Please list all lines of the material below in which the string "suất" occurs.

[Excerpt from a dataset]

····················

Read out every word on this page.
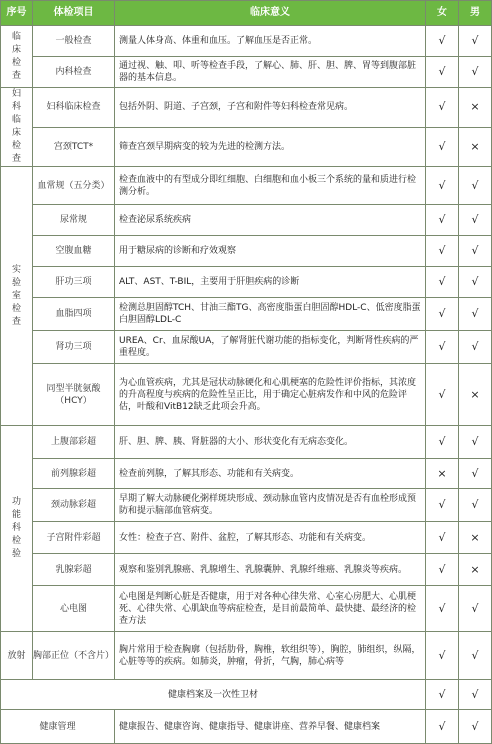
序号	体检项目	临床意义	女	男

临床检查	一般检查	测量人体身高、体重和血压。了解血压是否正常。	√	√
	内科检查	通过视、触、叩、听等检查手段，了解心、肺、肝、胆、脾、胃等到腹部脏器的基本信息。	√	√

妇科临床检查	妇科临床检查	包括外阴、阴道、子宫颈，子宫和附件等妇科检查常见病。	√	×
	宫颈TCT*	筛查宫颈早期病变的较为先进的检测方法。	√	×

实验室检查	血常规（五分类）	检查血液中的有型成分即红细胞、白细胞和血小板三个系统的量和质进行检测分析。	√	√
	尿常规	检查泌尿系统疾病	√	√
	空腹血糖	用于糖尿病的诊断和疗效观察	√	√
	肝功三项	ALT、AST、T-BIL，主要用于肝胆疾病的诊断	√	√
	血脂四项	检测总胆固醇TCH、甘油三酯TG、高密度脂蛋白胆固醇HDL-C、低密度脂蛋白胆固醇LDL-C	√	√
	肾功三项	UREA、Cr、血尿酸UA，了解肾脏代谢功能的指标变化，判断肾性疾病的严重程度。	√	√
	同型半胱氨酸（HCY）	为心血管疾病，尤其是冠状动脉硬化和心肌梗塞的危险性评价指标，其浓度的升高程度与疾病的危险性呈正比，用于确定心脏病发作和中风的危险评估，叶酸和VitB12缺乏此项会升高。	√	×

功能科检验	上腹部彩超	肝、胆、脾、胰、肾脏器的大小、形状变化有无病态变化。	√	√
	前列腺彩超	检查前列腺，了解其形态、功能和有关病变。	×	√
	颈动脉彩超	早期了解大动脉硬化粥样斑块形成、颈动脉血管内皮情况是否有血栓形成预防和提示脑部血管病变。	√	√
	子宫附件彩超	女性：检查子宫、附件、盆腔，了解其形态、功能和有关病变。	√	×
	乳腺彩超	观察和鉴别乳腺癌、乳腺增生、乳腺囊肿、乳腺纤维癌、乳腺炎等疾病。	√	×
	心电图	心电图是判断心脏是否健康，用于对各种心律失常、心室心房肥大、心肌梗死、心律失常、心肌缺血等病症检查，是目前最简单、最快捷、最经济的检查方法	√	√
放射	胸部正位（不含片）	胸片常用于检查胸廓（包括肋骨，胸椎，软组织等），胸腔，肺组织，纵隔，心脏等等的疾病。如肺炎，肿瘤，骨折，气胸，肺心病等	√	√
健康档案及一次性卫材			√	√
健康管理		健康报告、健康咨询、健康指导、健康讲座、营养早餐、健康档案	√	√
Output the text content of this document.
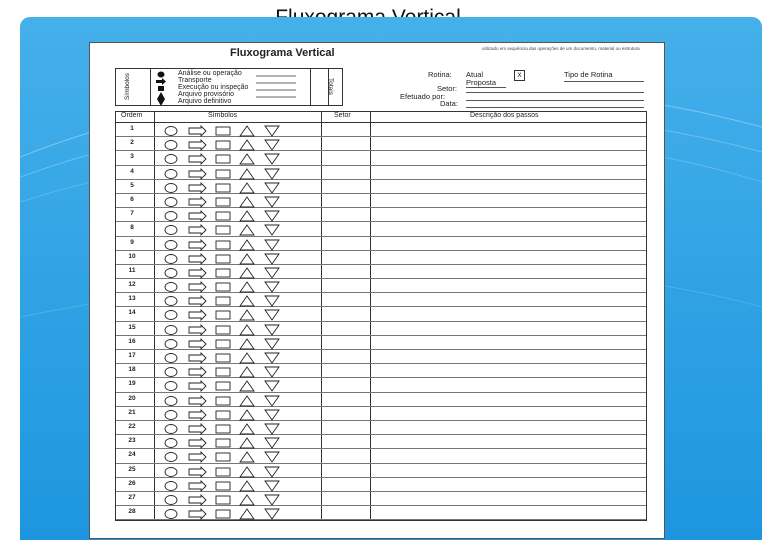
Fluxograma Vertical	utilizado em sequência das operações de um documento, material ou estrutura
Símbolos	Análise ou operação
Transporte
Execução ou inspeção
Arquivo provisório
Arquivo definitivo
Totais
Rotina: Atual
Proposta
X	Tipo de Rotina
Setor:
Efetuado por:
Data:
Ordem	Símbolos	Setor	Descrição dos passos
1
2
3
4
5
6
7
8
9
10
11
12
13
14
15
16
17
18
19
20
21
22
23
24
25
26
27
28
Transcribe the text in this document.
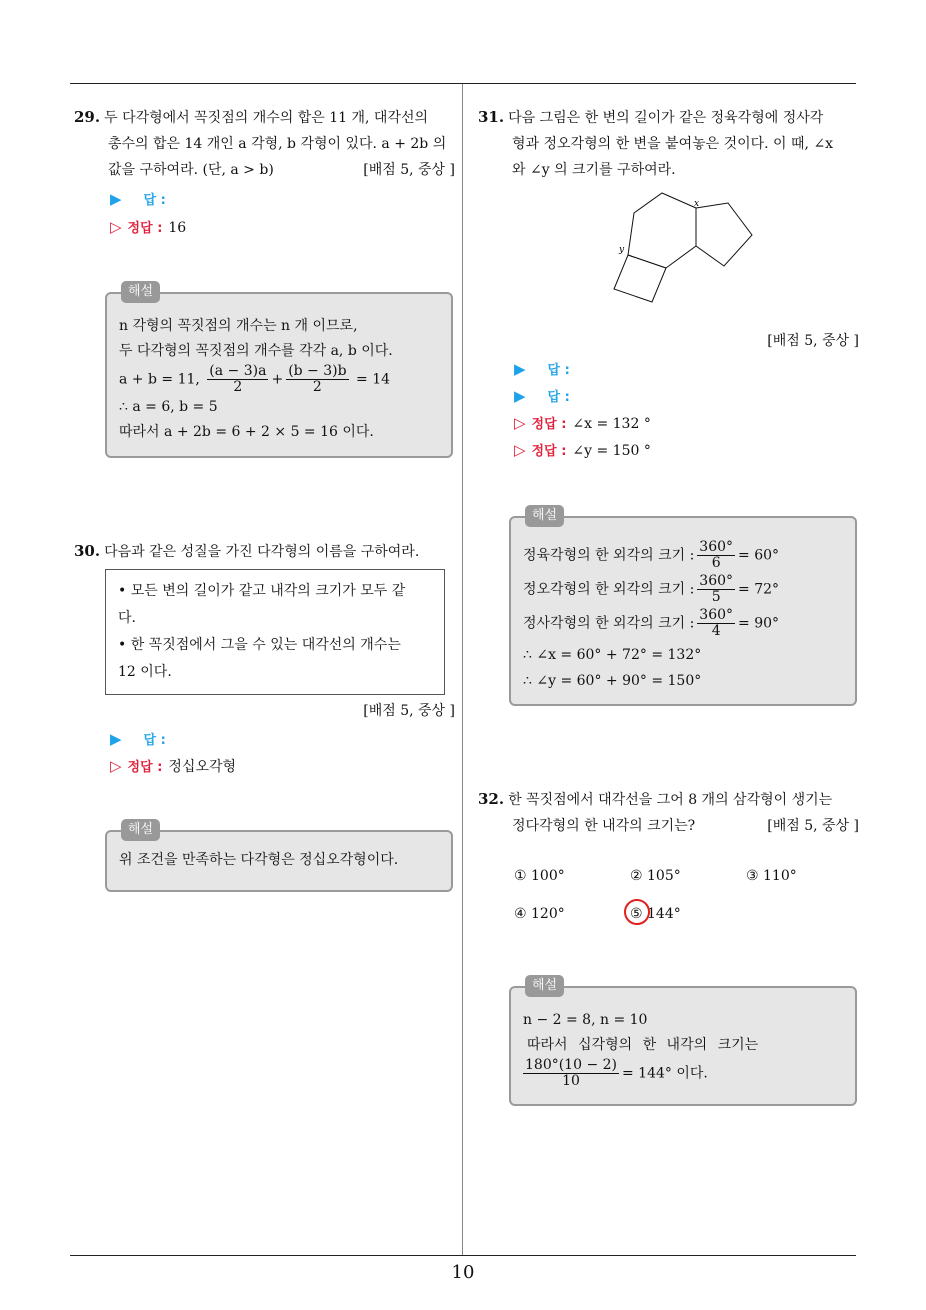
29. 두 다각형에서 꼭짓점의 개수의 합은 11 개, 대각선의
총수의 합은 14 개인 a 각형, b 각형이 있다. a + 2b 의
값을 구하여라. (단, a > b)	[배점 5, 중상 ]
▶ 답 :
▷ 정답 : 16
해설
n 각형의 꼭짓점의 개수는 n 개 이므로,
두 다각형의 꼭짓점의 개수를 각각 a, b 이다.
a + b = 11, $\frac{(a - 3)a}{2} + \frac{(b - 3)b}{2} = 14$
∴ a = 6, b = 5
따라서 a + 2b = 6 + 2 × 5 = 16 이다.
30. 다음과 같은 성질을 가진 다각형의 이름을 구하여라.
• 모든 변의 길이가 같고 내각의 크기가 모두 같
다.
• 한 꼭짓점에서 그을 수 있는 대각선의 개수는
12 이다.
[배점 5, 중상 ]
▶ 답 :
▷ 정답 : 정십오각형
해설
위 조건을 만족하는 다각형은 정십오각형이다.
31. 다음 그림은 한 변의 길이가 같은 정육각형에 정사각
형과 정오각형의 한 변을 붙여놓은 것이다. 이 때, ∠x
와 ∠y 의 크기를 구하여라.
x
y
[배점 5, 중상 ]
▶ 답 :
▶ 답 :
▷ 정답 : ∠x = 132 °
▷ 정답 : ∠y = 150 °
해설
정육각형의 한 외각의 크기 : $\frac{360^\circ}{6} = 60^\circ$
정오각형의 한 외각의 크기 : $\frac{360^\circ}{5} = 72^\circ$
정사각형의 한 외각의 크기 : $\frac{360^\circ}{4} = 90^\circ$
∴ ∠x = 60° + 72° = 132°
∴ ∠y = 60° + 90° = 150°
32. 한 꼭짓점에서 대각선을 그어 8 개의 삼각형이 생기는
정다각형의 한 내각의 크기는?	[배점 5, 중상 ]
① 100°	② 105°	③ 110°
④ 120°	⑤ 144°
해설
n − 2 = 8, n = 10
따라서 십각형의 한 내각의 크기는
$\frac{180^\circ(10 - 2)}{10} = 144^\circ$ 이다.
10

····················

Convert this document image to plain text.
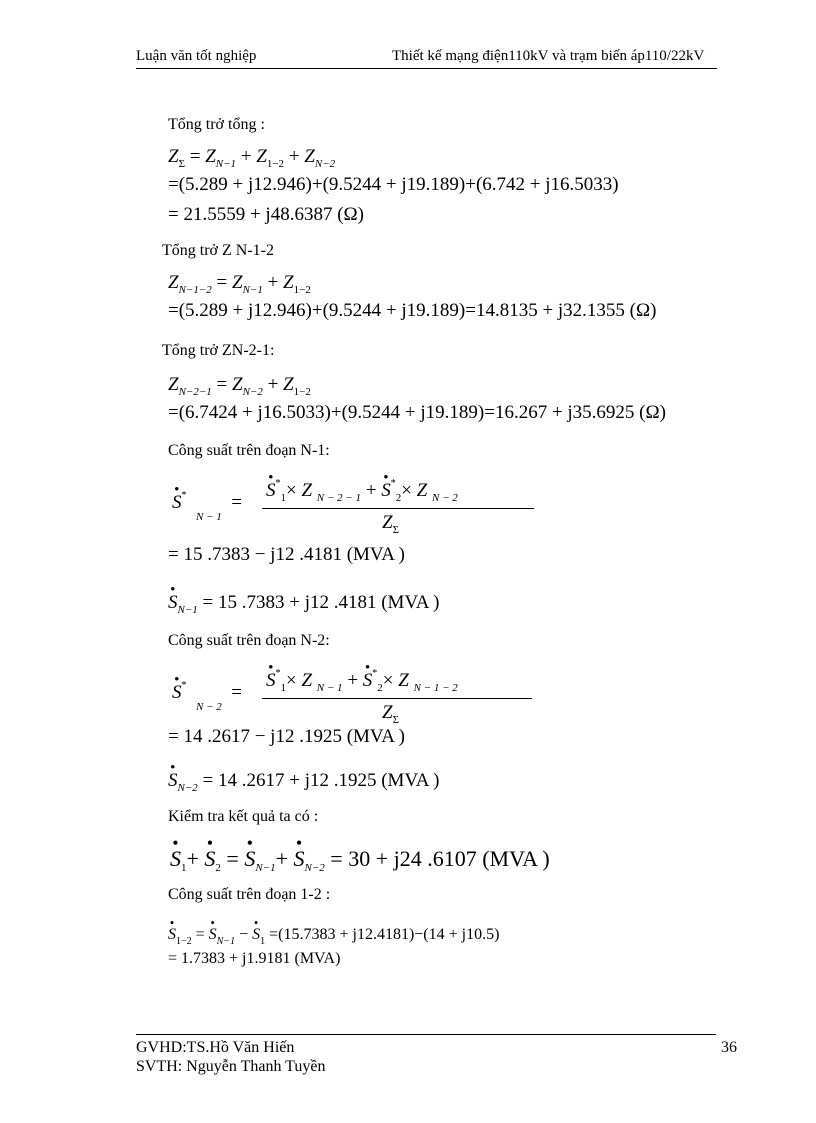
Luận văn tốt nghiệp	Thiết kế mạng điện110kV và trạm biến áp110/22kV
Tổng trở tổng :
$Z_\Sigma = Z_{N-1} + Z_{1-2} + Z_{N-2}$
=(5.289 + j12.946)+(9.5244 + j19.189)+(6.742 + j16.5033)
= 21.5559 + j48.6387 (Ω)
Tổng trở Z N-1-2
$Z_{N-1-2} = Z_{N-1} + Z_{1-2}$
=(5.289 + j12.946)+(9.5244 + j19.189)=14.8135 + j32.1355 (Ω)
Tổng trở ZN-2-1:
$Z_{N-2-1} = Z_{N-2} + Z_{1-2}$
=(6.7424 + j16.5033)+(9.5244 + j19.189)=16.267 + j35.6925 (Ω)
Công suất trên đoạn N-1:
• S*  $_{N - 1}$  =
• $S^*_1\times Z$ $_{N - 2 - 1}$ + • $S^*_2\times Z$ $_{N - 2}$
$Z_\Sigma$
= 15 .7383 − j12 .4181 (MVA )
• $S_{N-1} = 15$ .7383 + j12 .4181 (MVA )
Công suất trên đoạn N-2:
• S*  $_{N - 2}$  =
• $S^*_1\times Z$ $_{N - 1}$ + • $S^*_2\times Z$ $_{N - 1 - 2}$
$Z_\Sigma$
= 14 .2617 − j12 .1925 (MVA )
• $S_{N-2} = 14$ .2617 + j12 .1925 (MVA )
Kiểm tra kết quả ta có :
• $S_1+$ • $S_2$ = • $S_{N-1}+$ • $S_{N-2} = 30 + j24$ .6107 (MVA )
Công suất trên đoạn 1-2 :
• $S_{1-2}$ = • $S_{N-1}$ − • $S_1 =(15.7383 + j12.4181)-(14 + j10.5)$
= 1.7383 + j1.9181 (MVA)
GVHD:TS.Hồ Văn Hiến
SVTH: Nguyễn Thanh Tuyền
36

····················

Full response ::
Công suất trên đoạn N-1:
Công suất trên đoạn N-2:
Công suất trên đoạn 1-2 :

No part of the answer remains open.